-- START Extracted text --
This map is part of a series of 20 animated maps showing the history of The first World War, 1914-1918.

Attempts to seek an end to the hostilities had been made since 1914. The impasse reached in 1917 encouraged new initiatives – which were more or less sincere ‑ to explore avenues of compromise.

The failure of these attempts can be attributed to the multiplicity of war goals of the various protagonists

From September 1914, the German government anticipated the following:

  • In the west, the annexation of Belgium and of a strip of land in north-east France.
  • In the east, the placing of Russian Poland and the Baltic countries under the influence of Germany.
  • In Africa, territorial continuity between existing German colonies, through the annexation of the Congo. This vast Mittelafrica would be the counterpart of the great economic Mitteleuropa envisioned with Austria‑Hungary.

England entered the conflict in order to guarantee Belgian neutrality. It refused to accept any proposition that would lead to a German takeover of Belgium.

Italy did not want to give up its incorporation of the regions of Trentino and Trieste, which it had claimed since its unification and which the Allies had promised in exchange for its entry into the conflict.

France, because it had been attacked, officially had no war goals but, from the early days of the conflict, public opinion in the country demanded that Alsace‑Lorraine, annexed by Germany in 1871, be returned to France.

At the end of 1917, after long months of war and many sacrifices, the various factions were not ready to agree to a status quo ante bellum which would involve neither territorial annexations, nor economic indemnities.
-- END Extracted text --
-- START Material shown --
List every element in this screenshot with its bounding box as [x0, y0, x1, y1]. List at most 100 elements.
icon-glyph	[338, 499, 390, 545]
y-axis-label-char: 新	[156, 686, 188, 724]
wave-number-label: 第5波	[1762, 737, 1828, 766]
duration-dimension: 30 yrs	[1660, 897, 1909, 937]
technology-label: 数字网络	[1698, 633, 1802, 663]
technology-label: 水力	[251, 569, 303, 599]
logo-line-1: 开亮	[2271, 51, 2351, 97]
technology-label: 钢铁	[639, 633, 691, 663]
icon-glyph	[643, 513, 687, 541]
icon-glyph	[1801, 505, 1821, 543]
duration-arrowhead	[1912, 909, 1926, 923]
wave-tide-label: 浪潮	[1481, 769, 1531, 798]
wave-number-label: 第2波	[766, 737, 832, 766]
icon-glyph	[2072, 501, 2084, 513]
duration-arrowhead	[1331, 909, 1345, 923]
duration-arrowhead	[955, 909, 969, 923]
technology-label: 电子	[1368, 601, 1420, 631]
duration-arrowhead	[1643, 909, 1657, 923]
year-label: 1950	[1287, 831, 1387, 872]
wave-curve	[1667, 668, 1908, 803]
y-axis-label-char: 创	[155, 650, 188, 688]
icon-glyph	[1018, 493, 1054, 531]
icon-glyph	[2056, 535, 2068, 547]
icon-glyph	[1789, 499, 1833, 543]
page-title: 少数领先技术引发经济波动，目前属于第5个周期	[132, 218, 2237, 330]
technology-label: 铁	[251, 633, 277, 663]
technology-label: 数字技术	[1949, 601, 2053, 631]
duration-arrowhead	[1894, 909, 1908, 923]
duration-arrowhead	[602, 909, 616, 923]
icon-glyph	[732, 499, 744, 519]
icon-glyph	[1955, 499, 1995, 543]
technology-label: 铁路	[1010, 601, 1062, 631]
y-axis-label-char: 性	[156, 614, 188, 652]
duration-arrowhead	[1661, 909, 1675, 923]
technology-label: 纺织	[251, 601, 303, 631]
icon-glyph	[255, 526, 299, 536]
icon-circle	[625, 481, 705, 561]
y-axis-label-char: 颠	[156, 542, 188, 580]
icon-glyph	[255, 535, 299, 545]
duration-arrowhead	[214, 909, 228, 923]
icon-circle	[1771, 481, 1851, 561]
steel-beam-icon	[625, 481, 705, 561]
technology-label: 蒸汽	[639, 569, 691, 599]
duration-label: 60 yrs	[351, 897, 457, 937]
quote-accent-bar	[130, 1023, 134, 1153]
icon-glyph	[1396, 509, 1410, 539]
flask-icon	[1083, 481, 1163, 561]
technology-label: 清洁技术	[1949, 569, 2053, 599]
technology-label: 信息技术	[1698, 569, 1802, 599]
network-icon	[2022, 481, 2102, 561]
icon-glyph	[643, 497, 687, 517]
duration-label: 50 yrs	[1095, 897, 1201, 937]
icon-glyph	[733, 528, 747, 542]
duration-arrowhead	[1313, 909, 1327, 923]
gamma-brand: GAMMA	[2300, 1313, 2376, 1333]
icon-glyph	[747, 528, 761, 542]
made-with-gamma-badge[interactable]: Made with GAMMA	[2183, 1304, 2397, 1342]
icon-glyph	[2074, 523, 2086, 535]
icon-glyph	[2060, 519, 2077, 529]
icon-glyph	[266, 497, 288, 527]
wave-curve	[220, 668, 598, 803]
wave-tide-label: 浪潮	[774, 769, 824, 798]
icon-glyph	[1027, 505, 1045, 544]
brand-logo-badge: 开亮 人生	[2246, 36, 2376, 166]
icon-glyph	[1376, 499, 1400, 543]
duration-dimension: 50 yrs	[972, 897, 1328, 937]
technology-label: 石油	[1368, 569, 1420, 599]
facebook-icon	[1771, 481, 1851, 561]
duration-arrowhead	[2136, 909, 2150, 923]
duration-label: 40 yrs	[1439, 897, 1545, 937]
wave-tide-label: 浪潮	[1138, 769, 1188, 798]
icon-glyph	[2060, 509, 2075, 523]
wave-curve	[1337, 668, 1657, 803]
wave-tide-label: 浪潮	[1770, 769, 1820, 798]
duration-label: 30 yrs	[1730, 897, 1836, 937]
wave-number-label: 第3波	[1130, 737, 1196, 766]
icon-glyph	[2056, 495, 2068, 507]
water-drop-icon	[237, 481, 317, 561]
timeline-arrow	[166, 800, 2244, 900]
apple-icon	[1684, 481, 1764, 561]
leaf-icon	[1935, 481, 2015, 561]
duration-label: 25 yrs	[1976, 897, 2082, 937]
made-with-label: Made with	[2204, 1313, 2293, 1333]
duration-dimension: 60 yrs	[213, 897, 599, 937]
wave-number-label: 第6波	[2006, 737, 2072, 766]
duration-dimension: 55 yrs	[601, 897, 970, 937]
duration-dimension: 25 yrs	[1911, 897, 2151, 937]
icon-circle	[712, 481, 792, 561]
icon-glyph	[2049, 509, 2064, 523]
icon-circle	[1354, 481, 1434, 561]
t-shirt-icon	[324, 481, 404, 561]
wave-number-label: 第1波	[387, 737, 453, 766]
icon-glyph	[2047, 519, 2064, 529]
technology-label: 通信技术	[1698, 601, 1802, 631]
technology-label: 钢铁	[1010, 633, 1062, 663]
-- END Material shown --
The problem: Revise the text on World War I war goals from "Attempts to seek" to "influence of Germany.", changing "impasse" to "deadlock". The rows were taken from a different source than the text on World War I war goals.

Solution for this problem:
Attempts to seek an end to the hostilities had been made since 1914. The deadlock reached in 1917 encouraged new initiatives – which were more or less sincere ‑ to explore avenues of compromise.

The failure of these attempts can be attributed to the multiplicity of war goals of the various protagonists

From September 1914, the German government anticipated the following:

  • In the west, the annexation of Belgium and of a strip of land in north-east France.
  • In the east, the placing of Russian Poland and the Baltic countries under the influence of Germany.